| Problem details |
In the entries below, count every line with the word "subtitle". Return only the count.

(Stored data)
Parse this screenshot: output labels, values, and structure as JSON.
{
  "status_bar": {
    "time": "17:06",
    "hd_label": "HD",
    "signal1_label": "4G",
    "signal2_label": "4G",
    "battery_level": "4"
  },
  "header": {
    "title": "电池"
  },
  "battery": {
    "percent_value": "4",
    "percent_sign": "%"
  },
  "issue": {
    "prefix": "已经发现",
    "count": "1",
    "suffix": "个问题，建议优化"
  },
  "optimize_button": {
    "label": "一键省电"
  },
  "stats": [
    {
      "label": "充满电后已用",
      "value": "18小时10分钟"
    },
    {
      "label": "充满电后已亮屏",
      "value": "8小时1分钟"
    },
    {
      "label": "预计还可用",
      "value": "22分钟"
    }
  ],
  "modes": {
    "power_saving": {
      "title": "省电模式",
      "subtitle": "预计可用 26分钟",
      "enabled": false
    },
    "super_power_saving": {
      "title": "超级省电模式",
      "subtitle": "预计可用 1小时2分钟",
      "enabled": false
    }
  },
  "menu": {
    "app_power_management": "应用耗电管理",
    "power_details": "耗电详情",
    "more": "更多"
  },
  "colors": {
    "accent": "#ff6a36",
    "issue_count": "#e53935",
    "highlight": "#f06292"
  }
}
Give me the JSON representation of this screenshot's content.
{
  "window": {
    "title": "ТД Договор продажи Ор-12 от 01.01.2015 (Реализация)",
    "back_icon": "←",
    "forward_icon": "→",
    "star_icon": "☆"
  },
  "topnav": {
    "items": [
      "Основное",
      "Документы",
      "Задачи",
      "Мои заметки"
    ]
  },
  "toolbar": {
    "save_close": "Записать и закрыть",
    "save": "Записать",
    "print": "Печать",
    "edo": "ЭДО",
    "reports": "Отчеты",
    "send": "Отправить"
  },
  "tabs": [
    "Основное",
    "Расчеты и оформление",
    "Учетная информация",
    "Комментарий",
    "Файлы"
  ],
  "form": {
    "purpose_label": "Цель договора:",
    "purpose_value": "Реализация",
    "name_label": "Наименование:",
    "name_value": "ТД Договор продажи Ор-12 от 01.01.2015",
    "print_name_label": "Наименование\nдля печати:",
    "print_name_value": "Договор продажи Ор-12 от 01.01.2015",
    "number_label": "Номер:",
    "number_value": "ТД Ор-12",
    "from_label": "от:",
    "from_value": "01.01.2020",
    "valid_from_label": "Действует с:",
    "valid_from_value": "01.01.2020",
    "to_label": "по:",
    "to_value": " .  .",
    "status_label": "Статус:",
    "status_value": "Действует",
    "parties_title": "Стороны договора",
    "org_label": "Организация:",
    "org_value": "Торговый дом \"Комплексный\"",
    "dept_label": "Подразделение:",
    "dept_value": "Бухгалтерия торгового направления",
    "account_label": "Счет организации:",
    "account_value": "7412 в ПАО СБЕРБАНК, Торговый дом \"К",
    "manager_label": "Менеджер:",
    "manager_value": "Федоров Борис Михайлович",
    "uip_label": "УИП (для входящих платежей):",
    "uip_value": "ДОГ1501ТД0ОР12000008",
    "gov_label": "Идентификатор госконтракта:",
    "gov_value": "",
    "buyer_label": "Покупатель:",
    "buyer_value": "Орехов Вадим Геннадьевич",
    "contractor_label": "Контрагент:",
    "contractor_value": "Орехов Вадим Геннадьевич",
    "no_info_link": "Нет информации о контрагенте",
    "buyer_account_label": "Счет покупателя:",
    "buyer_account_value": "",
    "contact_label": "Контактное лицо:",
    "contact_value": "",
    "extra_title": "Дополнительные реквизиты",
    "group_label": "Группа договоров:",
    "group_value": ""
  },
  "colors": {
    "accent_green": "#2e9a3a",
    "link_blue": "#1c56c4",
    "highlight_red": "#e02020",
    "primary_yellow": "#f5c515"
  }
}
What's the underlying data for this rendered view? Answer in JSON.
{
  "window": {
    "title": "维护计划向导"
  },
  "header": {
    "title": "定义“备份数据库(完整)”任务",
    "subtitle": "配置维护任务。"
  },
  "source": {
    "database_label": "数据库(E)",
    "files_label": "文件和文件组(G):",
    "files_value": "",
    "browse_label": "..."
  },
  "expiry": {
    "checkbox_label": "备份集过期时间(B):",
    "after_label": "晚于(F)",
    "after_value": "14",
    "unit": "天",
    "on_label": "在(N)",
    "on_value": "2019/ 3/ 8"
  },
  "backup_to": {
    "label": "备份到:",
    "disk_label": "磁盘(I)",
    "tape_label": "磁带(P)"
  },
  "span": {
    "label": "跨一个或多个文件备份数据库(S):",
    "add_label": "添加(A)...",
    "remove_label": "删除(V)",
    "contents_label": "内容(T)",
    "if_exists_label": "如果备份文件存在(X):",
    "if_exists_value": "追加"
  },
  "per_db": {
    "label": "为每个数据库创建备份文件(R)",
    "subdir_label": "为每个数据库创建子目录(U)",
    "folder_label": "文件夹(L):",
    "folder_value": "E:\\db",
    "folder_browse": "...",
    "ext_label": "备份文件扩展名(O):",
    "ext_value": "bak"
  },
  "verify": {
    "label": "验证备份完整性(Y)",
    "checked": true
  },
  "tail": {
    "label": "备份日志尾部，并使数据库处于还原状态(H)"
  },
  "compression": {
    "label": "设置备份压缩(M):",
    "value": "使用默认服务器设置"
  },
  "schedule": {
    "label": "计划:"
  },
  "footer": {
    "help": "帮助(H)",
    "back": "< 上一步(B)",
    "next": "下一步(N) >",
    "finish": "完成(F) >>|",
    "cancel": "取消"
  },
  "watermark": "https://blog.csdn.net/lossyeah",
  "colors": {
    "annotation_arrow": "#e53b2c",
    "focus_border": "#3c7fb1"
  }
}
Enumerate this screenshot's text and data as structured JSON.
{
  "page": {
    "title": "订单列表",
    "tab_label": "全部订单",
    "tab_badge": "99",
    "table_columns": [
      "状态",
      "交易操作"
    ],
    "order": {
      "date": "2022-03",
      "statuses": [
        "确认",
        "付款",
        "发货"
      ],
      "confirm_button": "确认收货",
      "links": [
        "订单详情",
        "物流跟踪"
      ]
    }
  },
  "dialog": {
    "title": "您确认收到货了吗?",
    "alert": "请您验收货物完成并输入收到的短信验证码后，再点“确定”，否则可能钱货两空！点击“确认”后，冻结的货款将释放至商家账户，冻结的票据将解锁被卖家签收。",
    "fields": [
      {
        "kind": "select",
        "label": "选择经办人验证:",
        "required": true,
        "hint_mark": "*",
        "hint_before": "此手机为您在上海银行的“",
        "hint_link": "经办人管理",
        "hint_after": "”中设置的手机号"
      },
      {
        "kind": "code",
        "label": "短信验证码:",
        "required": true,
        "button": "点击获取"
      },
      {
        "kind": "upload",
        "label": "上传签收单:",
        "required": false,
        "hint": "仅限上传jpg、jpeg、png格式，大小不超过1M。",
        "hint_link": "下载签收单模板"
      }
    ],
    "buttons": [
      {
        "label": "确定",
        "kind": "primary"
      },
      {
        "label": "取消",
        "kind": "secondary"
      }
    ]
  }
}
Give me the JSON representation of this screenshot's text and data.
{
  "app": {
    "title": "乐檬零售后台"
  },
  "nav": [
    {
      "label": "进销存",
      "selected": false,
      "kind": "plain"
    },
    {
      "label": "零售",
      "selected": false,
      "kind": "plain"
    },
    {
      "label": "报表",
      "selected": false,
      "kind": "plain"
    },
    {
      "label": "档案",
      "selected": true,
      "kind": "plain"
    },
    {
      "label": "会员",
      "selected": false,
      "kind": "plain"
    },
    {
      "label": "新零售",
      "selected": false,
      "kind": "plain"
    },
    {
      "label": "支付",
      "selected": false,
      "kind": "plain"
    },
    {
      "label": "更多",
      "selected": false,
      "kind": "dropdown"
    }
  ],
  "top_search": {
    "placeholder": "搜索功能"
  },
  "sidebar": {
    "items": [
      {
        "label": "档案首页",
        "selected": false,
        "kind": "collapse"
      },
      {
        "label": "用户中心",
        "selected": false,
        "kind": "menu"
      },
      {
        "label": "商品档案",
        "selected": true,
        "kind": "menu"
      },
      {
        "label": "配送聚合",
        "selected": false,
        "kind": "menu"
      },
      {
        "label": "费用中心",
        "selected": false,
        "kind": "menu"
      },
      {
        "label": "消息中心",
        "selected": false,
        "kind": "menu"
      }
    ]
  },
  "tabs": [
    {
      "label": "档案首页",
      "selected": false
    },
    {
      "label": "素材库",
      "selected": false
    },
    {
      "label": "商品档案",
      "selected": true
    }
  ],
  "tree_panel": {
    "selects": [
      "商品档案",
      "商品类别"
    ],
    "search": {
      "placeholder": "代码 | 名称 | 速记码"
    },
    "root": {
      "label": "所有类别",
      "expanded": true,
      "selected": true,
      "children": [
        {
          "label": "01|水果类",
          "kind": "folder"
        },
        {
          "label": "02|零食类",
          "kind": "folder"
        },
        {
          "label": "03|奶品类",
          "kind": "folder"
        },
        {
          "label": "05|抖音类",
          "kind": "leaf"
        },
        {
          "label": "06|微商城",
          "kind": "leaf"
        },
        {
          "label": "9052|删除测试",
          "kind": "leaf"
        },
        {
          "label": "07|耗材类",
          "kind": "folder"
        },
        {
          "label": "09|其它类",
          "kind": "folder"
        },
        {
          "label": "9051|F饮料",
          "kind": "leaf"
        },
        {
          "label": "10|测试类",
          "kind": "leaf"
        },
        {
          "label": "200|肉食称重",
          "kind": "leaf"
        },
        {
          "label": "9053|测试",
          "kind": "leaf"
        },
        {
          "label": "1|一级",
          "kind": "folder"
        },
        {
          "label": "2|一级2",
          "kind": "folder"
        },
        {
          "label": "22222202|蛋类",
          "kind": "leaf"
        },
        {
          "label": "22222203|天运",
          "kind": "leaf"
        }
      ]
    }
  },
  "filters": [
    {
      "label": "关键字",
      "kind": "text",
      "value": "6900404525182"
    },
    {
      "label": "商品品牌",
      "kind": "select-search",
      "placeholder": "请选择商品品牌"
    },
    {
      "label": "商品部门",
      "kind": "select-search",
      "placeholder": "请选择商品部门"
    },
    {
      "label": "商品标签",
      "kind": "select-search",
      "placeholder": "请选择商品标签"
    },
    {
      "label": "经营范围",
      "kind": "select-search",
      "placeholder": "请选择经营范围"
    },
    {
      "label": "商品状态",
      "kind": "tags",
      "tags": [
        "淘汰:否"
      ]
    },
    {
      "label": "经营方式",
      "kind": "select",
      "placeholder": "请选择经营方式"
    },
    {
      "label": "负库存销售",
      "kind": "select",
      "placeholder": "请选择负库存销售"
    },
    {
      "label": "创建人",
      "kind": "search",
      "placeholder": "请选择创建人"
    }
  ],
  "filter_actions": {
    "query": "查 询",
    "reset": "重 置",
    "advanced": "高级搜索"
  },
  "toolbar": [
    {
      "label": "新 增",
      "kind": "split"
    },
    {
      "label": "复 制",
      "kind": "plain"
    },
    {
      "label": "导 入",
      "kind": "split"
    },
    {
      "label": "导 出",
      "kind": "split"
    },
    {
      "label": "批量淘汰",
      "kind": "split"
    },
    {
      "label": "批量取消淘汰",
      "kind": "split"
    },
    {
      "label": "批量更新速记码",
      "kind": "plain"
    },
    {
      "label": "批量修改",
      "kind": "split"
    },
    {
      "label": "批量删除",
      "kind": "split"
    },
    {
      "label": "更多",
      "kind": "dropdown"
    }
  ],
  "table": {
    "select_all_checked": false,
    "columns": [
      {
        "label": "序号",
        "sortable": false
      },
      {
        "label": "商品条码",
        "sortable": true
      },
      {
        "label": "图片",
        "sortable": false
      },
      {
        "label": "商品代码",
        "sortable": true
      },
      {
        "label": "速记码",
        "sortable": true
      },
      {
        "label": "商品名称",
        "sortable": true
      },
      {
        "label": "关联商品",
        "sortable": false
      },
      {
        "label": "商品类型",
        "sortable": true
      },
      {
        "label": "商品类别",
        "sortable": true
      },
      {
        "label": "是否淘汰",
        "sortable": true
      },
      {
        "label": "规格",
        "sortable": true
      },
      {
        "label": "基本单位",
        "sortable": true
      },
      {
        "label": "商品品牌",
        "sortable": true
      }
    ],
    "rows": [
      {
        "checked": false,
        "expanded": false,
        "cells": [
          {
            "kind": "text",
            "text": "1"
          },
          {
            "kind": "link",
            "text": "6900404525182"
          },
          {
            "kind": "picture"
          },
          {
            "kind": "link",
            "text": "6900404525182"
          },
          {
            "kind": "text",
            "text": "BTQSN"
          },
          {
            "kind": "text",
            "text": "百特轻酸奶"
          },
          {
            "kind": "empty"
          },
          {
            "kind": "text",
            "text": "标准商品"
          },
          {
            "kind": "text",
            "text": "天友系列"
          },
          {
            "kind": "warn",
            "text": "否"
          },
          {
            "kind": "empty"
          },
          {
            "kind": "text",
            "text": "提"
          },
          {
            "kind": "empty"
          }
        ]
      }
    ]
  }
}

| Exercise answer |
3